Support approach: The senior nurse triggered Duty of Candour and convened a rapid clinical review, including tissue viability advice.
Day-to-day delivery detail: The provider held a face-to-face meeting with the family (with consent) to explain initial findings, apologise for the distress, and describe the review process. Care records were audited for turning regimes, hydration monitoring and escalation decisions. The service implemented a “red flag” prompt on daily checklists for skin integrity and introduced a structured escalation route to the nurse in charge for early-stage deterioration. The candour outcome letter included: what happened, contributory factors, immediate remedial actions, and what would change going forward.
Evidence of effectiveness / change: Post-incident audit showed improved completion of turning documentation and earlier escalation. Family feedback recorded improved confidence in communication. Internal governance minutes evidenced oversight and closure of actions.
Operational Example 3: Missed escalation in a mental health community support arrangement
Context: A person’s presentation deteriorated; staff noted warning signs but escalation to the crisis team was delayed, resulting in a short admission.
Support approach: Duty of Candour was triggered due to avoidable harm and distress, and a multi-agency debrief was arranged.

Parts of the exercise>
**a)** Answer these questions on the Duty of Candour excerpt:
(i) What did the senior nurse convene after triggering Duty of Candour?
(ii) For which three matters were care records audited?
(iii) In Operational Example 3, what was arranged in addition to triggering Duty of Candour?
**b)** Extend the Duty of Candour excerpt, picking up directly after its final sentence.

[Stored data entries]
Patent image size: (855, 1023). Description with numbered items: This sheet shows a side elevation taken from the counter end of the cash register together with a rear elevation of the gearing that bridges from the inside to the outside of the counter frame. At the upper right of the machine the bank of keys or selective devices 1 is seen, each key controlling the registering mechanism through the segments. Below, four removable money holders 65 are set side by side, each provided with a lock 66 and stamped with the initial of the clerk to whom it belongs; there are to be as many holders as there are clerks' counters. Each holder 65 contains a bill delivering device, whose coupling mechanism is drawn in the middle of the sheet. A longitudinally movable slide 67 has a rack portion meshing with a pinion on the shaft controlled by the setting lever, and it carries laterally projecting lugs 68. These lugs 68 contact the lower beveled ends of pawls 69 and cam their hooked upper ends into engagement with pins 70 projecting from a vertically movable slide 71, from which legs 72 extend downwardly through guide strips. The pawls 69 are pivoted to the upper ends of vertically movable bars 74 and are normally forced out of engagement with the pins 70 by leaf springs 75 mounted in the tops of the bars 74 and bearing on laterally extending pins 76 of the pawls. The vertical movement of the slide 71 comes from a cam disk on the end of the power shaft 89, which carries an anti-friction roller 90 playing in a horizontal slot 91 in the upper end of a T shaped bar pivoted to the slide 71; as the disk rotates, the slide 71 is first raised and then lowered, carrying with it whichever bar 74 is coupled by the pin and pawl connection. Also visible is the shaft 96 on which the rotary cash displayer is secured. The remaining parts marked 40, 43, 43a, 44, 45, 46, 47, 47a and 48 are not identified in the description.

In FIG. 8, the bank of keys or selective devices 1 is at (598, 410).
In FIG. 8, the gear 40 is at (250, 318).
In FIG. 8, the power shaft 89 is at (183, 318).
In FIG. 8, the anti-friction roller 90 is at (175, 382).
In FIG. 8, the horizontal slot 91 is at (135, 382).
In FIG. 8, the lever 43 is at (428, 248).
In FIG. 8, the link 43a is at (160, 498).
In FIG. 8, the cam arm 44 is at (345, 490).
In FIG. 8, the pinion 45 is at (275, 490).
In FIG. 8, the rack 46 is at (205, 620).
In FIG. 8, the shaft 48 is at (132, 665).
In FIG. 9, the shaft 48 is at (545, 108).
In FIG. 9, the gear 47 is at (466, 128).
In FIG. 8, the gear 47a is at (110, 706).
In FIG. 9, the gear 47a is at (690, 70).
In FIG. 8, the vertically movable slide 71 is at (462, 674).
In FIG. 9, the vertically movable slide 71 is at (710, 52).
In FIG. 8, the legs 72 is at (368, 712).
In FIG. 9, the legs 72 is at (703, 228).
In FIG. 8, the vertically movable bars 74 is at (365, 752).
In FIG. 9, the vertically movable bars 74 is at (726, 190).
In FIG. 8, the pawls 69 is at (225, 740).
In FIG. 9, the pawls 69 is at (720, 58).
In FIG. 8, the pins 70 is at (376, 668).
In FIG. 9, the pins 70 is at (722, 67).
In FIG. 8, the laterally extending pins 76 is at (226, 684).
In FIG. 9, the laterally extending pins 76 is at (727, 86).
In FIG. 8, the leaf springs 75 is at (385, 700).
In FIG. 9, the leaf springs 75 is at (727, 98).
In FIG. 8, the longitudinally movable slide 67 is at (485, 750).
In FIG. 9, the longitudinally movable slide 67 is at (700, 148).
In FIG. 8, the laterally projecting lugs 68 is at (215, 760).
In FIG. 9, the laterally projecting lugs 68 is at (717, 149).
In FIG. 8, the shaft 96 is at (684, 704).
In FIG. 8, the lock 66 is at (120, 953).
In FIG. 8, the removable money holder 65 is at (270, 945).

Answers>
**a)**
(i) A rapid clinical review, including tissue viability advice.
(ii) Turning regimes, hydration monitoring and escalation decisions.
(iii) A multi-agency debrief.

**b)**
Day-to-day delivery detail: The team lead contacted the person (post-discharge) and their carer to explain what was known and to apologise for the delay. The provider conducted a timeline review focusing on decision points, information sharing, and out-of-hours escalation routes. A revised escalation matrix was introduced with clear thresholds for contacting crisis services, and staff completed scenario-based supervision covering positive risk-taking versus unsafe delay. The candour outcome summary was shared with the person in accessible format, and the provider documented how the person’s feedback shaped the revised escalation guidance.
Evidence of effectiveness / change: Subsequent case reviews demonstrated more consistent use of the escalation matrix. Out-of-hours call logs showed earlier escalation in comparable scenarios. Governance records evidenced closure of actions and learning dissemination.
Commissioner expectation: evidence, not reassurance
Commissioner expectation: Commissioners typically expect providers to demonstrate candour through auditable artefacts and timeliness. This includes: (1) clear records of initial contact and written follow-up, (2) evidence that investigations are completed proportionately, and (3) proof that learning actions are implemented and monitored to completion. Where candour is inconsistent, commissioners may question overall governance maturity and contract assurance reliability.
Regulator / inspector expectation (CQC): openness embedded in culture and systems
Regulator / Inspector expectation (CQC): Inspectors look for candour to be normalised and consistently applied, not dependent on individual managers. They will often test: (1) whether staff understand when candour applies, (2) whether people and families feel informed and respected, and (3) whether learning leads to measurable improvement. Poor documentation, unclear decision-making, or defensive tone can undermine “well-led” and “safe” judgements.
How to evidence candour convincingly
Providers strengthen defensibility by building an evidence pack approach into governance cycles. Typically this means:
- Monthly candour KPI reporting (timeliness, completeness, quality sampling outcomes)
- Quality-of-candour audits (tone, clarity, completeness, readability)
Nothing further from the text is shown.